Entries with figure data:
** begin **

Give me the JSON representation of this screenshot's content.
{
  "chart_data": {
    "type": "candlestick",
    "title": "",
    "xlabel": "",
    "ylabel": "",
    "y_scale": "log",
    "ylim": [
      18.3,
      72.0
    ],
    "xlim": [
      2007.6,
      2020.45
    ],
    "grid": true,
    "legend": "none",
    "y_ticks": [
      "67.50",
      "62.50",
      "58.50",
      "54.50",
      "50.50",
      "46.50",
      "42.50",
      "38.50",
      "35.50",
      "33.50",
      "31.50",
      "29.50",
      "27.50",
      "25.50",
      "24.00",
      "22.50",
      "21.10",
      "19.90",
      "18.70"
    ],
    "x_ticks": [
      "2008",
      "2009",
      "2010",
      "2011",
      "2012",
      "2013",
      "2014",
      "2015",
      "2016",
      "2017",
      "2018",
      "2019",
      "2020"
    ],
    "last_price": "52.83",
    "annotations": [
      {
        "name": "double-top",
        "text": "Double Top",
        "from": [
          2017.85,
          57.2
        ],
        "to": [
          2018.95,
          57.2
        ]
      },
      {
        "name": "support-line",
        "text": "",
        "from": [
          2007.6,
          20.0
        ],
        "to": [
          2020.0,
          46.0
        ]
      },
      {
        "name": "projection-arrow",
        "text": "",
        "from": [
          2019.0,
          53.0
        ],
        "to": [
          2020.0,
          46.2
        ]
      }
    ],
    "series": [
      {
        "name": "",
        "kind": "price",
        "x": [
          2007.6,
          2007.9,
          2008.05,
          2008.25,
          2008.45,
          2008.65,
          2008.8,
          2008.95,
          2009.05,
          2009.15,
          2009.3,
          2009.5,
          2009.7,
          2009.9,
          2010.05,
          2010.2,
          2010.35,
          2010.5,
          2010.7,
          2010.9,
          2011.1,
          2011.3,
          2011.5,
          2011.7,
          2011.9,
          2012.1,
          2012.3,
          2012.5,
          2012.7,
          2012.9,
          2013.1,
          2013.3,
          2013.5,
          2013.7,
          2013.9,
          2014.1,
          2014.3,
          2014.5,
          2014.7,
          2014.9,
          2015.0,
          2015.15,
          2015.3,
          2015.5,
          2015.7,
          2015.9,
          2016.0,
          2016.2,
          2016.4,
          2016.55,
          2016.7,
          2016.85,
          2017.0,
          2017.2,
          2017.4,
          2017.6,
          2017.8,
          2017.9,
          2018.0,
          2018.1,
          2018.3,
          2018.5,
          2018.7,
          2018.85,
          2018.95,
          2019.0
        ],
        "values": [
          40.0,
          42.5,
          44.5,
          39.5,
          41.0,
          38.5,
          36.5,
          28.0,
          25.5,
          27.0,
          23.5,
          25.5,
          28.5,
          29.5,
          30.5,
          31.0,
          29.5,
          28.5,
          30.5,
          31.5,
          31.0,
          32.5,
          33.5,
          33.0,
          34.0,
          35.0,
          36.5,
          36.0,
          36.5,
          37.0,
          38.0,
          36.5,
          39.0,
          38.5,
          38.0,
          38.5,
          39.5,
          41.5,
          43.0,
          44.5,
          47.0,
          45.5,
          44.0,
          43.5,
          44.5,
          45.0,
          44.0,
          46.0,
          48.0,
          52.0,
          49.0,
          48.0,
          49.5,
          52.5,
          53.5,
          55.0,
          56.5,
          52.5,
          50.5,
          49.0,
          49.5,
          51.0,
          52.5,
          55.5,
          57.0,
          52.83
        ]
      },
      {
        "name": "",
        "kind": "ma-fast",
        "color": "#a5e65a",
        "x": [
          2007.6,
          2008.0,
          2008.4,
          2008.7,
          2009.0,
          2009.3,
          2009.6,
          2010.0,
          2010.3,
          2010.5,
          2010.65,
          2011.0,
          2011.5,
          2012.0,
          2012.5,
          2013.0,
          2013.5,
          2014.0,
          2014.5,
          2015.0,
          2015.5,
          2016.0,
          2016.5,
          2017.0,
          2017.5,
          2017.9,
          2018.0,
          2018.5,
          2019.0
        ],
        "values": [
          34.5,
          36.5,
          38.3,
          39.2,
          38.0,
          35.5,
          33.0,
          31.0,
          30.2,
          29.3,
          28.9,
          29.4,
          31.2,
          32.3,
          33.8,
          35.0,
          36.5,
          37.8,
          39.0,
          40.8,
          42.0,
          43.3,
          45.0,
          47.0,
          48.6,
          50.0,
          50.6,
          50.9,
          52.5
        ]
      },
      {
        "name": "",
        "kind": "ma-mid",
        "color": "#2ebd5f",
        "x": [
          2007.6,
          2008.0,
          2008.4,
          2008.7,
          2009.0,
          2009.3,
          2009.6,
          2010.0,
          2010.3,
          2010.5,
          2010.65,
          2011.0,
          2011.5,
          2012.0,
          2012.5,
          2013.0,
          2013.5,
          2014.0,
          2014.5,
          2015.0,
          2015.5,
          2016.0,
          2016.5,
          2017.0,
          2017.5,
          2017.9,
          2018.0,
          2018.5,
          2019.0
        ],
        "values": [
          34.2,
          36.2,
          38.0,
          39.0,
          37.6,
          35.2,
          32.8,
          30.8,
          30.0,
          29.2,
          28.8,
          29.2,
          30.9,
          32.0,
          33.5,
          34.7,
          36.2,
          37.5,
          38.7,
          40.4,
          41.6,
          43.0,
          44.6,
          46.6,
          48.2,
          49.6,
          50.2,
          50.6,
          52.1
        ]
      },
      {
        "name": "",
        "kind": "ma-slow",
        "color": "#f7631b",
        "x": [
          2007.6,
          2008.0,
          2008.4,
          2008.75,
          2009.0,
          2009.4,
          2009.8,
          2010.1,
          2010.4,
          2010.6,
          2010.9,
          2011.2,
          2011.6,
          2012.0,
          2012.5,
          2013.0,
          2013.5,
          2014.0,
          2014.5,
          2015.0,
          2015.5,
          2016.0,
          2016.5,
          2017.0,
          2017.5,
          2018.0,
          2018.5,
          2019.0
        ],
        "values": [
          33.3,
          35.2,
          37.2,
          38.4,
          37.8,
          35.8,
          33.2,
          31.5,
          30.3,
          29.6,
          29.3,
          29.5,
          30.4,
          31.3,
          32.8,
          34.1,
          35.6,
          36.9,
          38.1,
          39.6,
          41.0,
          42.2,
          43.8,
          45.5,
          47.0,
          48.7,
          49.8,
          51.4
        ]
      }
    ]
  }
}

** end **
** begin **

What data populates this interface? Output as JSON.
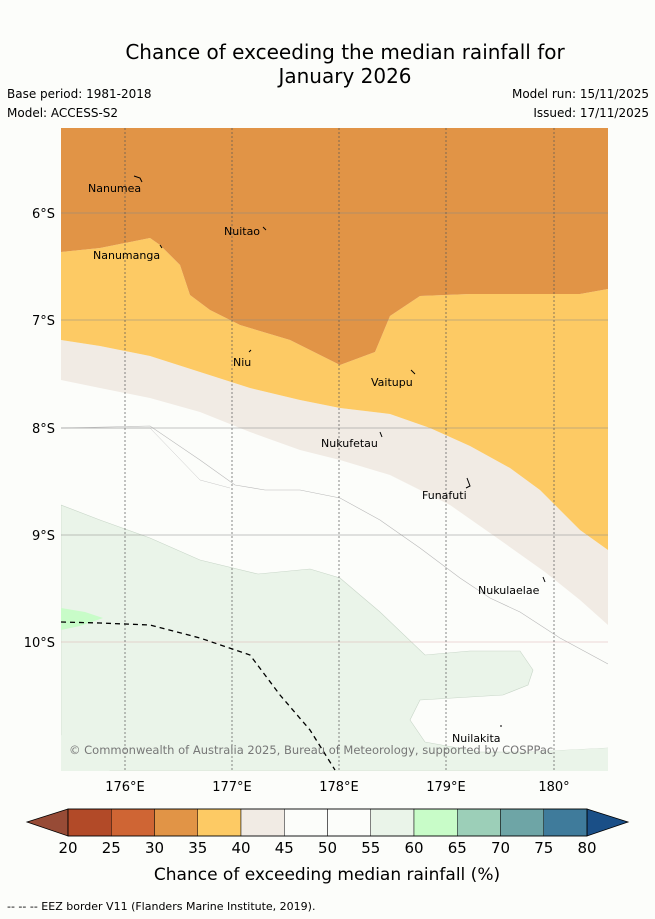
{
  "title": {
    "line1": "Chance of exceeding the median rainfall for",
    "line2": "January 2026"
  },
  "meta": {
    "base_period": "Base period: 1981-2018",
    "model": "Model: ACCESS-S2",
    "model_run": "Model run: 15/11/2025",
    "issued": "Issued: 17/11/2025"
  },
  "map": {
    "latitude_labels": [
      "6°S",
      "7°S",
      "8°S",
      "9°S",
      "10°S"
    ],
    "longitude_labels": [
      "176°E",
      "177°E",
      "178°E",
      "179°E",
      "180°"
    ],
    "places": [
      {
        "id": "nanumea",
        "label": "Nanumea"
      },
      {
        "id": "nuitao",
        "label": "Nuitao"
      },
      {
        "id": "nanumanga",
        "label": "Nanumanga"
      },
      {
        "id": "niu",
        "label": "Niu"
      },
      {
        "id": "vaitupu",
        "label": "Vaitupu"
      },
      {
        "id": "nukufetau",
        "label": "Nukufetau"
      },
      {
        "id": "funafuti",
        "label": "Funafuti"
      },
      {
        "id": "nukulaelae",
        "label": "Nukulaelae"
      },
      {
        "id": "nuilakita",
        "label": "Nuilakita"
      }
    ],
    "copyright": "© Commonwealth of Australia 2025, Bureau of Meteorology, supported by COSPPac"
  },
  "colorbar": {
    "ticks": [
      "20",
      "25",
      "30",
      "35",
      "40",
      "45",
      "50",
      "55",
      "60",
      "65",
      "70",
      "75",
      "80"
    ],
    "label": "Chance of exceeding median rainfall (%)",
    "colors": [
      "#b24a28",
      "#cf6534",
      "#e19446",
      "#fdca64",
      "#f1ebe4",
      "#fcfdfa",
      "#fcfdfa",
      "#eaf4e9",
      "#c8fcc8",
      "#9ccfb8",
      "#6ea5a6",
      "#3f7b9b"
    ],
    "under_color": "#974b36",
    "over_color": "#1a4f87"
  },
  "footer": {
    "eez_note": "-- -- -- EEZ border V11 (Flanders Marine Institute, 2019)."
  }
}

** end **

Short exercise ->
Look through the material above and pick out each line holding the word "Model".

Final result ->
    "model": "Model: ACCESS-S2",
    "model_run": "Model run: 15/11/2025",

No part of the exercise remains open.